* [Extracted text]
The more independent the OMPD library is from the exact libgomp version, it
will be easier for users but more work.  Having it more independent will
e.g. allow a 64-bit debugger to dlopen 64-bit libgompd (or whatever the
library will be called) and debug not just 64-bit processes using OpenMP,
but also 32-bit ones.
Infinity notes certainly aren't a requirement and one could add that later,
while expressing whatever the library needs to know in some other form.

> > In order to start you need to understand how OpenMP programs are
> > internally structured (compile some a few basic ones with
> > -fdump-tree-optimized and then examine the generated dump) and
> > especially familiarize yourself with the libgomp library that provides
> > essential run-time support to OpenMP programs.  Libgomp is part of GCC
> > project, see https://gcc.gnu.org/git/?p=gcc.git;a=tree;f=libgomp.
> >
> 
> Okay, I will try that. I guess I will try out some simple for loop and
> see.  Any particular sections or tips on reading the dump?

* [Record set]
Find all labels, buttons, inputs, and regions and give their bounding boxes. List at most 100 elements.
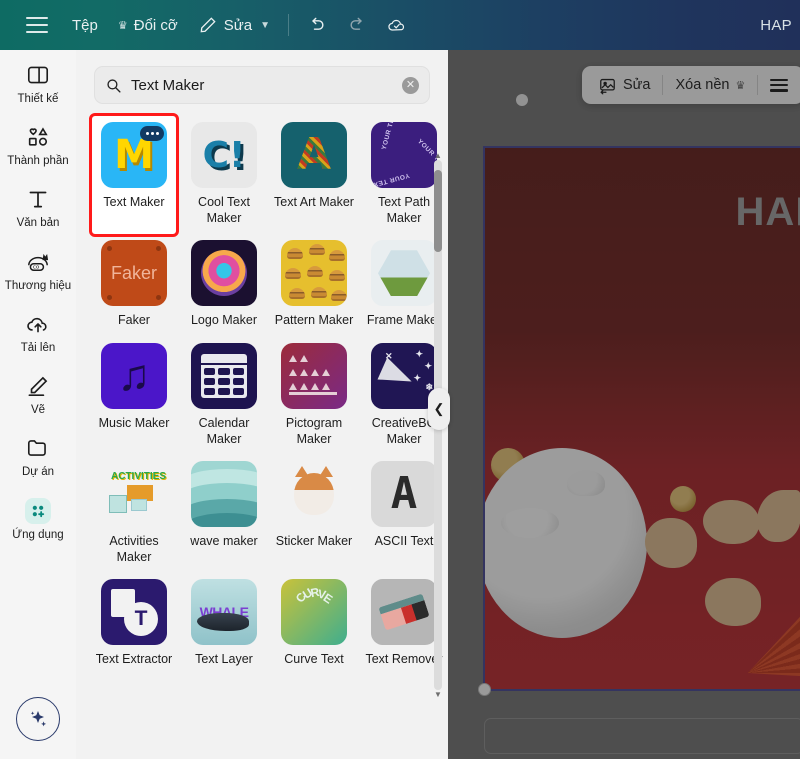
chat-bubble-icon <box>140 126 164 141</box>
sidebar-item-uploads-label: Tải lên <box>20 341 56 354</box>
sidebar-item-design[interactable]: Thiết kế <box>0 50 76 112</box>
scroll-down-arrow[interactable]: ▼ <box>434 690 442 699</box>
document-title: HAP <box>760 16 792 34</box>
app-tile-sticker-maker[interactable]: Sticker Maker <box>272 455 356 573</box>
faker-icon: Faker <box>101 240 167 307</box>
redo-arrow-icon <box>347 15 367 35</box>
menu-item-resize[interactable]: ♛ Đổi cỡ <box>108 0 188 50</box>
app-tile-pattern-maker[interactable]: Pattern Maker <box>272 234 356 337</box>
collapse-panel-button[interactable]: ❮ <box>428 388 450 430</box>
menu-item-edit-label: Sửa <box>223 16 253 34</box>
crown-icon: ♛ <box>117 19 128 32</box>
sidebar-item-uploads[interactable]: Tải lên <box>0 299 76 361</box>
app-tile-activities-maker[interactable]: ACTIVITIES Activities Maker <box>92 455 176 573</box>
cloud-check-icon <box>387 15 407 35</box>
app-tile-calendar-maker[interactable]: Calendar Maker <box>182 337 266 455</box>
text-extractor-icon: T <box>101 579 167 646</box>
app-tile-text-maker[interactable]: M Text Maker <box>89 112 179 238</box>
text-layer-icon: WHALE <box>191 579 257 646</box>
sidebar-item-draw-label: Vẽ <box>30 404 46 417</box>
frame-maker-icon <box>371 240 437 307</box>
top-menu-bar: Tệp ♛ Đổi cỡ Sửa ▼ HAP <box>0 0 800 50</box>
app-label: Text Layer <box>195 652 253 667</box>
chevron-left-icon: ❮ <box>433 401 445 416</box>
text-path-maker-icon: YOUR TEXT YOUR TEXT YOUR TEXT <box>371 122 437 188</box>
text-art-maker-icon: A <box>281 122 347 188</box>
app-label: wave maker <box>190 534 258 549</box>
curve-text-icon: C U R V E <box>281 579 347 646</box>
sparkle-magic-icon[interactable] <box>16 697 60 741</box>
redo-button[interactable] <box>337 0 377 50</box>
sidebar-item-brand[interactable]: co Thương hiệu <box>0 237 76 299</box>
app-tile-music-maker[interactable]: ♫ Music Maker <box>92 337 176 455</box>
chevron-down-icon: ▼ <box>260 19 271 31</box>
sidebar-item-projects[interactable]: Dự án <box>0 423 76 485</box>
app-label: Text Extractor <box>95 652 173 667</box>
toolbar-divider <box>288 14 290 36</box>
app-label: Music Maker <box>98 415 170 430</box>
shapes-icon <box>25 124 51 150</box>
undo-arrow-icon <box>307 15 327 35</box>
apps-grid: M Text Maker C! Cool Text Maker A Text A… <box>76 112 448 676</box>
search-icon <box>105 77 122 94</box>
menu-item-resize-label: Đổi cỡ <box>133 16 178 34</box>
sidebar-item-text[interactable]: Văn bản <box>0 174 76 236</box>
upload-cloud-icon <box>25 311 51 337</box>
text-t-icon <box>25 186 51 212</box>
app-label: Pictogram Maker <box>285 415 343 446</box>
sidebar-item-projects-label: Dự án <box>22 466 54 479</box>
logo-maker-icon <box>191 240 257 307</box>
apps-grid-plus-icon <box>25 497 51 524</box>
app-label: Faker <box>118 313 150 328</box>
sidebar-item-elements[interactable]: Thành phần <box>0 112 76 174</box>
undo-button[interactable] <box>297 0 337 50</box>
app-tile-curve-text[interactable]: C U R V E Curve Text <box>272 573 356 676</box>
app-label: Text Art Maker <box>274 195 354 209</box>
app-tile-faker[interactable]: Faker Faker <box>92 234 176 337</box>
scroll-up-arrow[interactable]: ▲ <box>434 151 442 160</box>
app-tile-pictogram-maker[interactable]: Pictogram Maker <box>272 337 356 455</box>
sidebar-item-design-label: Thiết kế <box>17 93 59 105</box>
cloud-save-button[interactable] <box>377 0 417 50</box>
pattern-maker-icon <box>281 240 347 307</box>
sidebar-item-text-label: Văn bản <box>16 217 60 230</box>
sidebar-item-draw[interactable]: Vẽ <box>0 361 76 423</box>
hamburger-menu-icon[interactable] <box>26 17 48 33</box>
app-label: Logo Maker <box>190 313 257 328</box>
search-box[interactable]: ✕ <box>94 66 430 104</box>
search-input[interactable] <box>131 76 393 94</box>
sidebar-item-apps[interactable]: Ứng dụng <box>0 486 76 548</box>
svg-text:co: co <box>33 264 40 270</box>
app-tile-logo-maker[interactable]: Logo Maker <box>182 234 266 337</box>
app-label: Pattern Maker <box>274 313 354 328</box>
app-label: Cool Text Maker <box>198 195 250 225</box>
draw-pen-icon <box>25 373 51 399</box>
app-tile-cool-text-maker[interactable]: C! Cool Text Maker <box>182 116 266 234</box>
app-tile-wave-maker[interactable]: wave maker <box>182 455 266 573</box>
app-label: Text Maker <box>103 195 165 209</box>
scrollbar-thumb[interactable] <box>434 170 442 252</box>
app-tile-text-layer[interactable]: WHALE Text Layer <box>182 573 266 676</box>
apps-panel: ✕ M Text Maker C! Cool Text Maker A Text… <box>76 50 448 759</box>
folder-icon <box>25 435 51 461</box>
activities-maker-icon: ACTIVITIES <box>101 461 167 528</box>
sidebar-item-elements-label: Thành phần <box>7 155 69 168</box>
app-label: Activities Maker <box>109 534 159 564</box>
pictogram-maker-icon <box>281 342 347 409</box>
clear-x-icon[interactable]: ✕ <box>402 76 419 94</box>
app-tile-text-art-maker[interactable]: A Text Art Maker <box>272 116 356 234</box>
text-maker-icon: M <box>101 122 167 188</box>
sidebar-item-brand-label: Thương hiệu <box>4 279 72 292</box>
ascii-text-icon: A <box>371 461 437 528</box>
app-label: Sticker Maker <box>275 534 353 549</box>
layout-panel-icon <box>25 62 51 88</box>
sticker-maker-icon <box>281 461 347 528</box>
menu-item-file[interactable]: Tệp <box>62 0 108 50</box>
cool-text-maker-icon: C! <box>191 122 257 188</box>
search-area: ✕ <box>76 50 448 114</box>
app-label: Calendar Maker <box>198 415 250 446</box>
app-tile-text-extractor[interactable]: T Text Extractor <box>92 573 176 676</box>
brand-crown-icon: co <box>25 249 51 275</box>
menu-item-edit[interactable]: Sửa ▼ <box>188 0 280 50</box>
sidebar-item-apps-label: Ứng dụng <box>12 528 64 541</box>
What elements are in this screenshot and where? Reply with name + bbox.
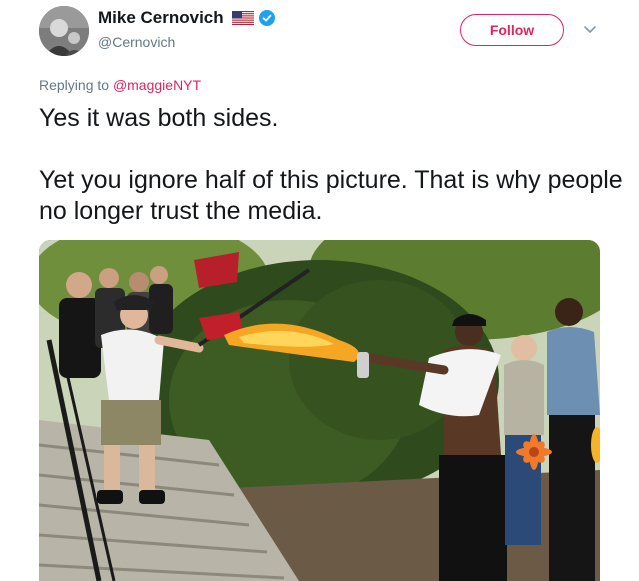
- tweet-line-gap: [39, 134, 629, 165]
- tweet-photo[interactable]: [39, 240, 600, 581]
- follow-button[interactable]: Follow: [460, 14, 564, 46]
- tweet-text: Yes it was both sides. Yet you ignore ha…: [39, 103, 629, 227]
- author-name-row[interactable]: Mike Cernovich: [98, 8, 275, 28]
- author-handle[interactable]: @Cernovich: [98, 34, 175, 50]
- avatar[interactable]: [39, 6, 89, 56]
- us-flag-icon: [231, 11, 254, 25]
- chevron-down-icon[interactable]: [583, 22, 597, 36]
- reply-mention-link[interactable]: @maggieNYT: [113, 77, 201, 93]
- tweet-line-2: Yet you ignore half of this picture. Tha…: [39, 166, 623, 225]
- author-name[interactable]: Mike Cernovich: [98, 8, 224, 28]
- reply-context: Replying to @maggieNYT: [39, 77, 201, 93]
- reply-prefix: Replying to: [39, 77, 113, 93]
- avatar-image: [39, 6, 89, 56]
- photo-illustration: [39, 240, 600, 581]
- tweet-line-1: Yes it was both sides.: [39, 104, 279, 132]
- verified-badge-icon: [258, 10, 275, 26]
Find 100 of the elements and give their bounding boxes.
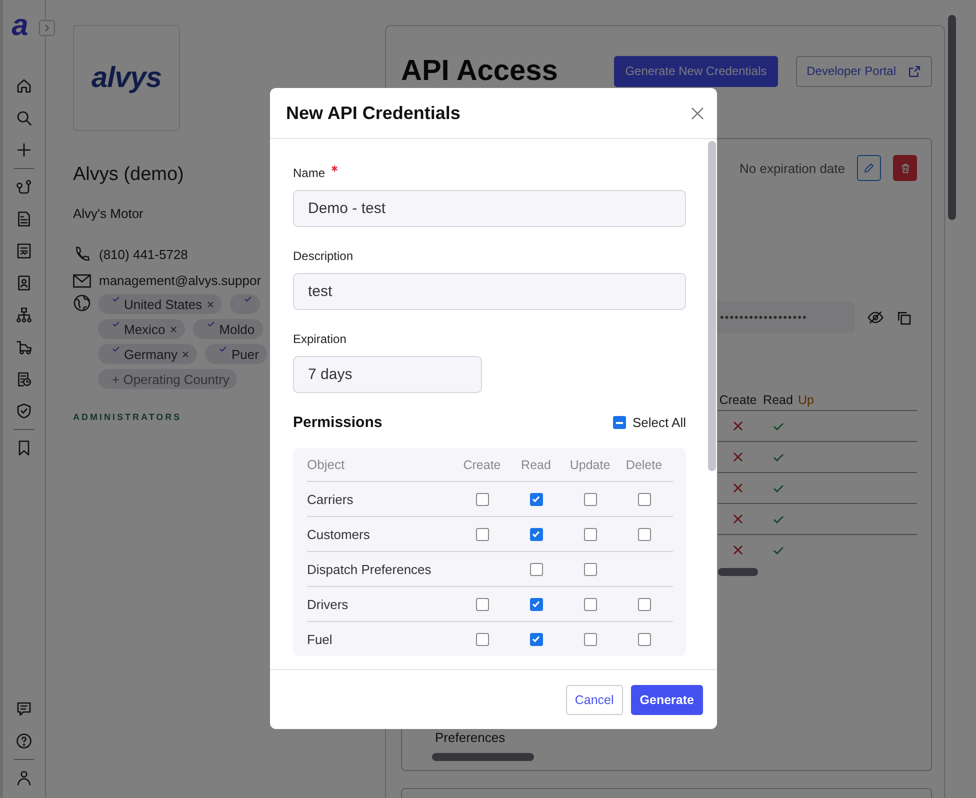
checkbox[interactable] — [530, 492, 542, 506]
checkbox[interactable] — [638, 598, 650, 610]
section-label: ADMINISTRATORS — [73, 412, 182, 422]
select-all-checkbox[interactable] — [612, 416, 626, 429]
object-name: Drivers — [307, 596, 350, 612]
expiration-select[interactable]: 7 days — [293, 356, 482, 393]
plus-icon[interactable] — [15, 141, 33, 159]
text-field[interactable]: test — [293, 273, 686, 310]
home-icon[interactable] — [15, 77, 33, 95]
checkbox[interactable] — [584, 598, 596, 610]
invoice-icon[interactable] — [15, 210, 33, 228]
add-country-chip[interactable]: + Operating Country — [98, 369, 238, 389]
object-name: Dispatch Preferences — [307, 562, 432, 576]
app-logo[interactable]: a — [12, 12, 28, 40]
contact-card-icon[interactable] — [15, 274, 33, 292]
column-header: Update — [568, 458, 612, 472]
generate-button[interactable]: Generate — [630, 684, 703, 714]
phone-number: (810) 441-5728 — [99, 246, 188, 262]
checkbox[interactable] — [476, 492, 488, 506]
developer-portal-button[interactable]: Developer Portal — [796, 56, 932, 86]
scrollbar[interactable] — [432, 753, 534, 761]
checkbox[interactable] — [638, 632, 650, 646]
generate-credentials-button[interactable]: Generate New Credentials — [614, 56, 778, 86]
scrollbar[interactable] — [708, 141, 716, 471]
help-icon[interactable] — [15, 732, 33, 750]
mail-icon — [73, 274, 91, 288]
shield-check-icon[interactable] — [15, 402, 33, 420]
column-header: Create — [462, 458, 502, 472]
country-chip[interactable]: Puer — [205, 344, 267, 364]
route-pin-icon[interactable] — [15, 178, 33, 196]
checkbox[interactable] — [530, 598, 542, 610]
field-label: Expiration — [293, 332, 346, 346]
checkbox[interactable] — [530, 562, 542, 576]
field-label: Description — [293, 249, 354, 263]
report-icon[interactable] — [15, 242, 33, 260]
delete-button[interactable] — [893, 155, 917, 181]
check-icon — [219, 346, 228, 352]
check-icon — [112, 346, 120, 352]
remove-icon[interactable] — [207, 300, 214, 308]
checkbox[interactable] — [530, 528, 542, 540]
country-chip[interactable]: United States — [98, 294, 222, 314]
object-name: Customers — [307, 526, 371, 542]
cancel-button[interactable]: Cancel — [566, 684, 623, 714]
company-name: Alvys (demo) — [73, 164, 184, 186]
text-field[interactable]: Demo - test — [293, 190, 686, 227]
phone-icon — [73, 245, 91, 263]
checkbox[interactable] — [476, 528, 488, 540]
chevron-right-icon — [44, 24, 50, 32]
logo-text: alvys — [91, 62, 162, 94]
object-name: Carriers — [307, 492, 354, 506]
check-icon — [531, 634, 541, 644]
edit-button[interactable] — [857, 155, 881, 181]
expand-button[interactable] — [39, 20, 55, 36]
select-all-label: Select All — [632, 415, 686, 430]
user-icon[interactable] — [15, 769, 33, 787]
eye-off-icon[interactable] — [867, 309, 884, 326]
country-chip[interactable]: Moldo — [193, 319, 263, 339]
remove-icon[interactable] — [182, 350, 190, 358]
dialog-title: New API Credentials — [286, 102, 460, 124]
check-icon — [531, 494, 541, 504]
org-chart-icon[interactable] — [15, 306, 33, 324]
checkbox[interactable] — [584, 528, 596, 540]
check-icon — [531, 599, 541, 609]
column-header: Up — [798, 393, 812, 407]
checkbox[interactable] — [530, 632, 542, 646]
check-icon — [531, 529, 541, 539]
page-title: API Access — [401, 54, 558, 88]
checkbox[interactable] — [476, 598, 488, 610]
checkbox[interactable] — [476, 632, 488, 646]
column-header: Read — [762, 393, 794, 407]
check-icon — [112, 321, 120, 327]
column-header: Delete — [624, 458, 664, 472]
check-icon — [112, 296, 120, 302]
chat-icon[interactable] — [15, 700, 33, 718]
checkbox[interactable] — [584, 632, 596, 646]
search-icon[interactable] — [15, 109, 33, 127]
column-header: Create — [718, 393, 758, 407]
country-chip[interactable]: Germany — [98, 344, 198, 364]
external-link-icon — [908, 64, 921, 78]
column-header: Read — [520, 458, 552, 472]
scrollbar[interactable] — [948, 15, 956, 220]
scrollbar[interactable] — [718, 568, 758, 576]
permission-label: Preferences — [435, 730, 506, 745]
trash-icon — [900, 162, 910, 174]
field-label: Name — [293, 166, 326, 180]
object-name: Fuel — [307, 632, 334, 646]
country-chip[interactable]: Mexico — [98, 319, 186, 339]
copy-icon[interactable] — [896, 310, 912, 326]
calendar-document-icon[interactable] — [15, 370, 33, 388]
truck-icon[interactable] — [15, 338, 33, 356]
remove-icon[interactable] — [170, 326, 178, 332]
checkbox[interactable] — [638, 492, 650, 506]
checkbox[interactable] — [584, 562, 596, 576]
check-icon — [244, 296, 252, 302]
company-subtitle: Alvy's Motor — [73, 206, 144, 221]
check-icon — [207, 321, 216, 327]
checkbox[interactable] — [638, 528, 650, 540]
email-address: management@alvys.suppor — [99, 273, 262, 288]
checkbox[interactable] — [584, 492, 596, 506]
pencil-icon — [863, 162, 875, 174]
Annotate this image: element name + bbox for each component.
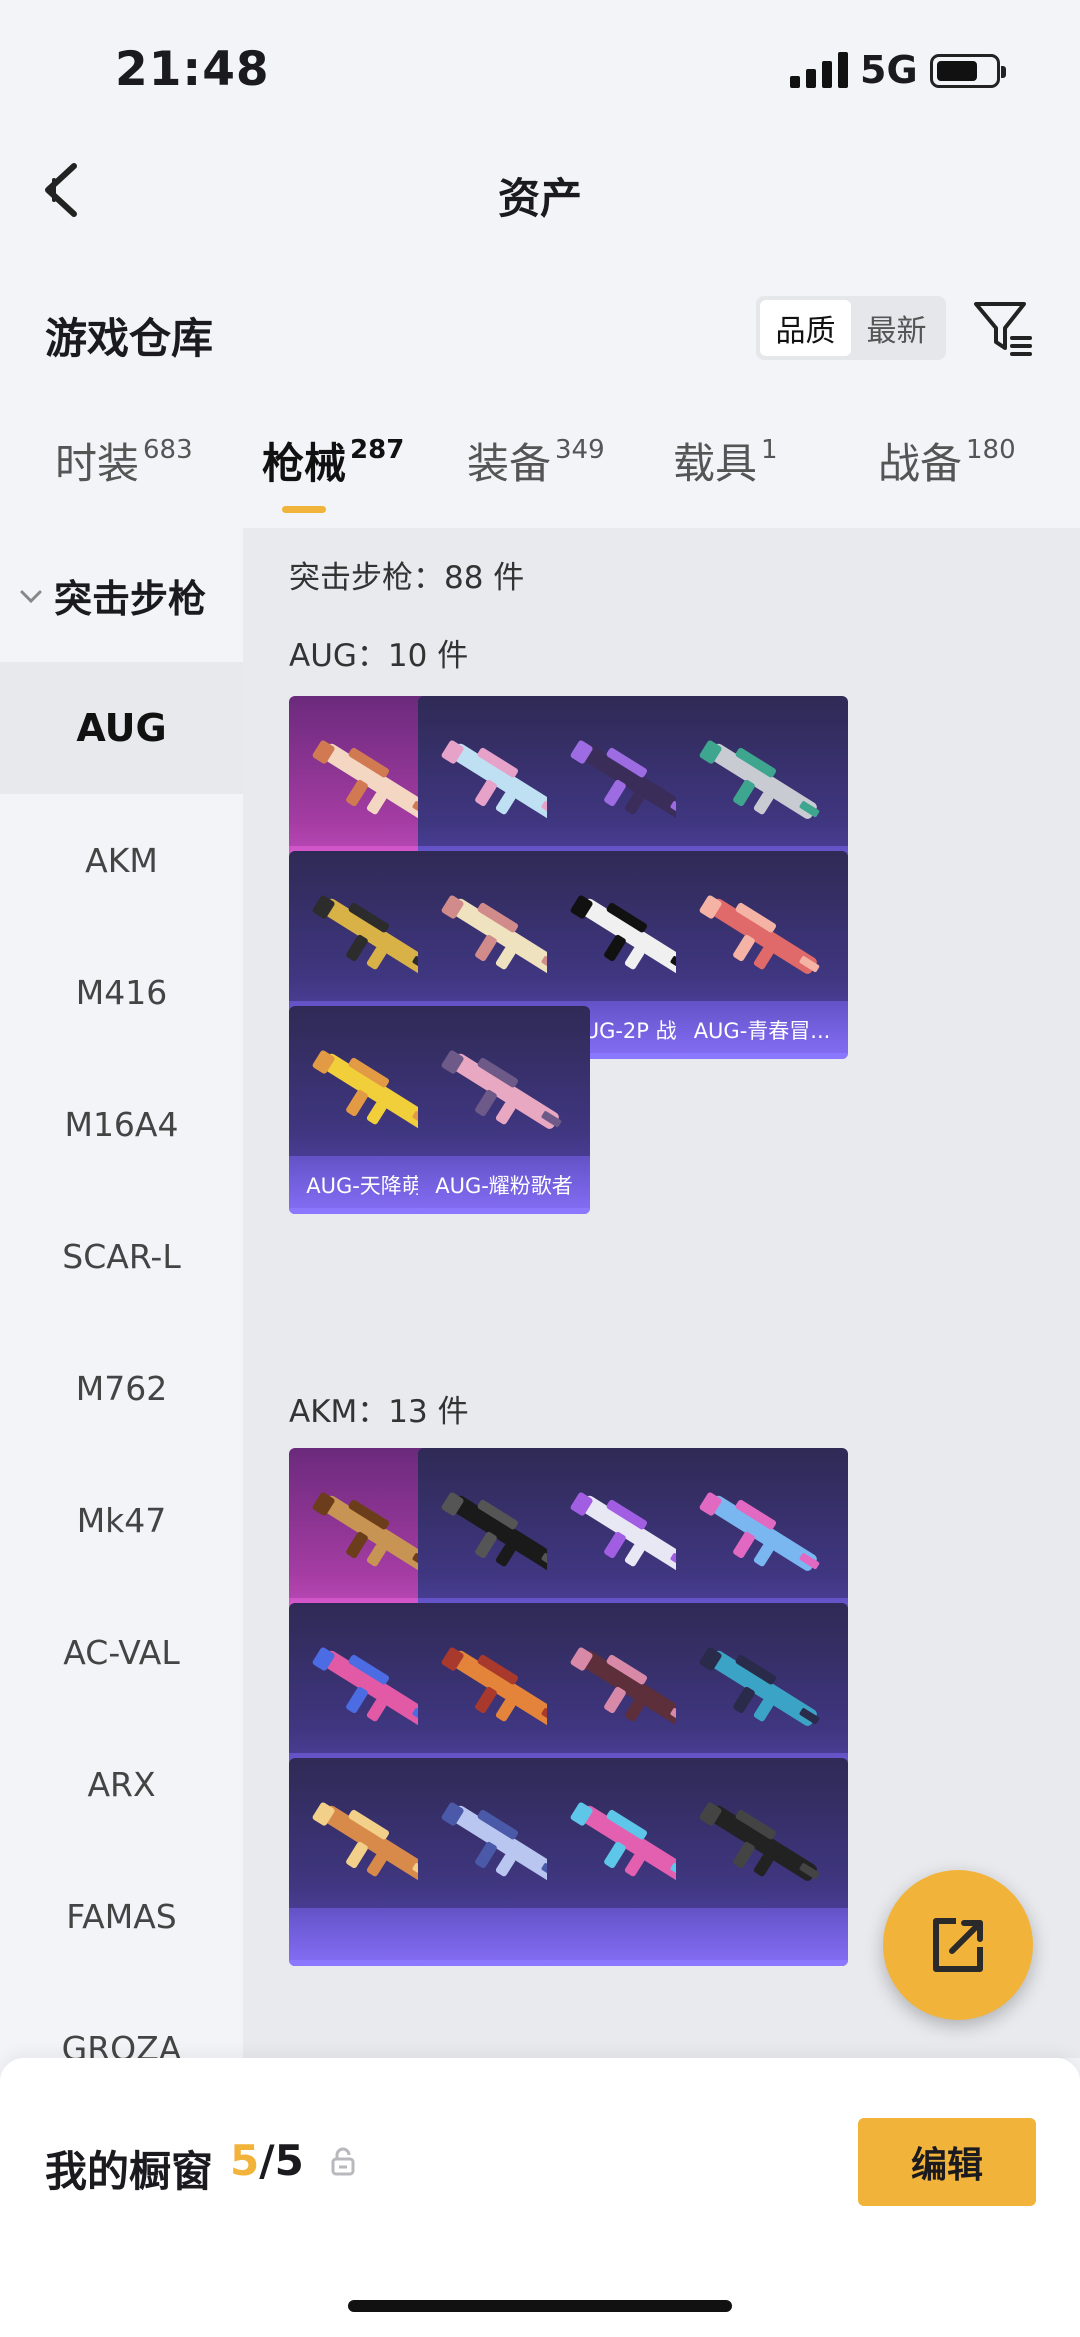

* [Exercise brief]
Using the text about the OMPD library, list each action that the doubly quoted advice (lines beginning "> >") tells the newcomer to take in order to start.

* [Answer to this task]
- Understand how OpenMP programs are internally structured.
- Compile a few basic ones with -fdump-tree-optimized.
- Examine the generated dump.
- Familiarize yourself with the libgomp library that provides essential run-time support to OpenMP programs.